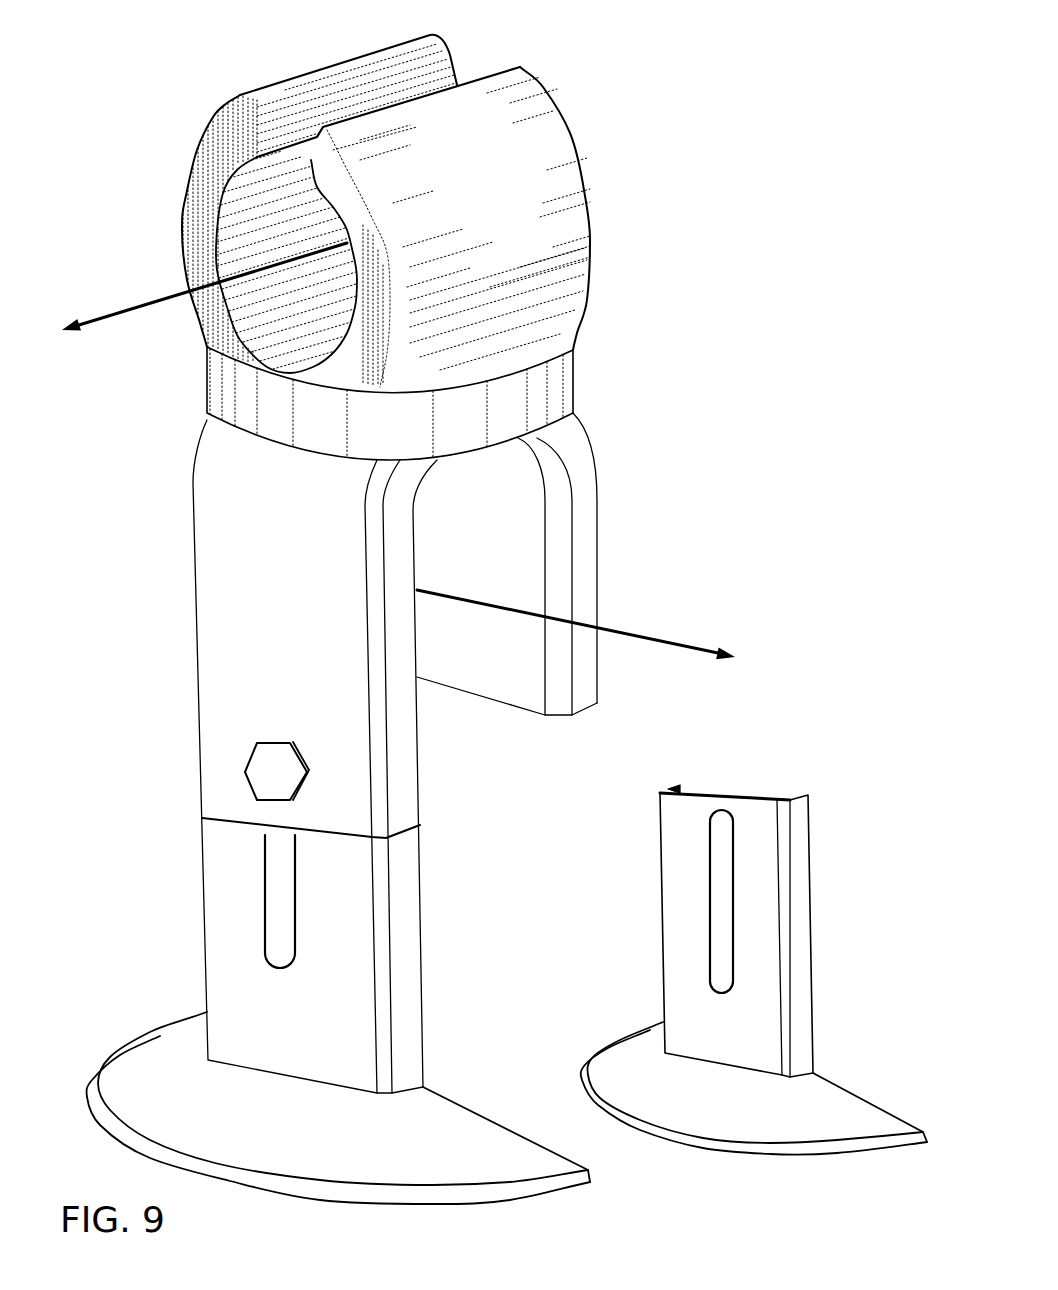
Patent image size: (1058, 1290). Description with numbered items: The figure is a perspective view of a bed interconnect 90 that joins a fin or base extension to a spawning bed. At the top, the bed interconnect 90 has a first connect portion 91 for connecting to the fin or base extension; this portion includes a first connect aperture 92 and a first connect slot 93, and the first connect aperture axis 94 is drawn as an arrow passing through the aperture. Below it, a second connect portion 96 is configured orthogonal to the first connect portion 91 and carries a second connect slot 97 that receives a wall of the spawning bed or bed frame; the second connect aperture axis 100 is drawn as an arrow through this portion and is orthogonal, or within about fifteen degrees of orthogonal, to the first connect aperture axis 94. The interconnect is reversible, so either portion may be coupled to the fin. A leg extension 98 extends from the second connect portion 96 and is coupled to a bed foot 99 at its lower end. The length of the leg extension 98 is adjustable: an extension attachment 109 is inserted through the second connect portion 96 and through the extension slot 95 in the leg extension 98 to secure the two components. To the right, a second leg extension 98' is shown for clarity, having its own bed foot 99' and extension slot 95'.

The bed interconnect 90 is at (253, 67).
The first connect portion 91 is at (202, 198).
The first connect aperture 92 is at (273, 297).
The first connect slot 93 is at (310, 148).
The first connect aperture axis 94 is at (117, 312).
The extension slot 95 is at (207, 901).
The second connect portion 96 is at (582, 522).
The second connect slot 97 is at (513, 580).
The leg extension 98 is at (259, 756).
The bed foot 99 is at (338, 1108).
The second connect aperture axis 100 is at (695, 657).
The extension attachment 109 is at (270, 762).
The second leg extension 98' is at (695, 931).
The extension slot 95' is at (660, 901).
The bed foot 99' is at (754, 1088).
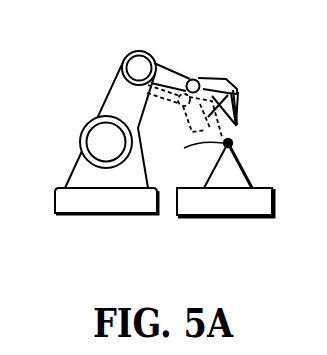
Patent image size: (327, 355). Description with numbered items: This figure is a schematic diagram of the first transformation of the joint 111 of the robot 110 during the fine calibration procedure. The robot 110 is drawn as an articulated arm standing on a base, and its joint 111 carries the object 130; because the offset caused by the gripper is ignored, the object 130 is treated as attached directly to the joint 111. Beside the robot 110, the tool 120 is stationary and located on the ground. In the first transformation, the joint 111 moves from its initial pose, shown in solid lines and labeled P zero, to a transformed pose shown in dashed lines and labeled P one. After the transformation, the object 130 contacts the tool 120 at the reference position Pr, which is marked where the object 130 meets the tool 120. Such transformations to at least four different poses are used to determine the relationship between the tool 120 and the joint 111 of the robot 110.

The robot 110 is at (122, 56).
The joint 111 is at (201, 79).
The object 130 is at (238, 110).
The tool 120 is at (242, 158).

* * * * *

Transcribe both entries above word for word, leaving out the pictures.

Patent image size: (1058, 1290). Description with numbered items: The figure is a perspective view of a bed interconnect 90 that joins a fin or base extension to a spawning bed. At the top, the bed interconnect 90 has a first connect portion 91 for connecting to the fin or base extension; this portion includes a first connect aperture 92 and a first connect slot 93, and the first connect aperture axis 94 is drawn as an arrow passing through the aperture. Below it, a second connect portion 96 is configured orthogonal to the first connect portion 91 and carries a second connect slot 97 that receives a wall of the spawning bed or bed frame; the second connect aperture axis 100 is drawn as an arrow through this portion and is orthogonal, or within about fifteen degrees of orthogonal, to the first connect aperture axis 94. The interconnect is reversible, so either portion may be coupled to the fin. A leg extension 98 extends from the second connect portion 96 and is coupled to a bed foot 99 at its lower end. The length of the leg extension 98 is adjustable: an extension attachment 109 is inserted through the second connect portion 96 and through the extension slot 95 in the leg extension 98 to secure the two components. To the right, a second leg extension 98' is shown for clarity, having its own bed foot 99' and extension slot 95'.

The bed interconnect 90 is at (253, 67).
The first connect portion 91 is at (202, 198).
The first connect aperture 92 is at (273, 297).
The first connect slot 93 is at (310, 148).
The first connect aperture axis 94 is at (117, 312).
The extension slot 95 is at (207, 901).
The second connect portion 96 is at (582, 522).
The second connect slot 97 is at (513, 580).
The leg extension 98 is at (259, 756).
The bed foot 99 is at (338, 1108).
The second connect aperture axis 100 is at (695, 657).
The extension attachment 109 is at (270, 762).
The second leg extension 98' is at (695, 931).
The extension slot 95' is at (660, 901).
The bed foot 99' is at (754, 1088).
Patent image size: (327, 355). Description with numbered items: This figure is a schematic diagram of the first transformation of the joint 111 of the robot 110 during the fine calibration procedure. The robot 110 is drawn as an articulated arm standing on a base, and its joint 111 carries the object 130; because the offset caused by the gripper is ignored, the object 130 is treated as attached directly to the joint 111. Beside the robot 110, the tool 120 is stationary and located on the ground. In the first transformation, the joint 111 moves from its initial pose, shown in solid lines and labeled P zero, to a transformed pose shown in dashed lines and labeled P one. After the transformation, the object 130 contacts the tool 120 at the reference position Pr, which is marked where the object 130 meets the tool 120. Such transformations to at least four different poses are used to determine the relationship between the tool 120 and the joint 111 of the robot 110.

The robot 110 is at (122, 56).
The joint 111 is at (201, 79).
The object 130 is at (238, 110).
The tool 120 is at (242, 158).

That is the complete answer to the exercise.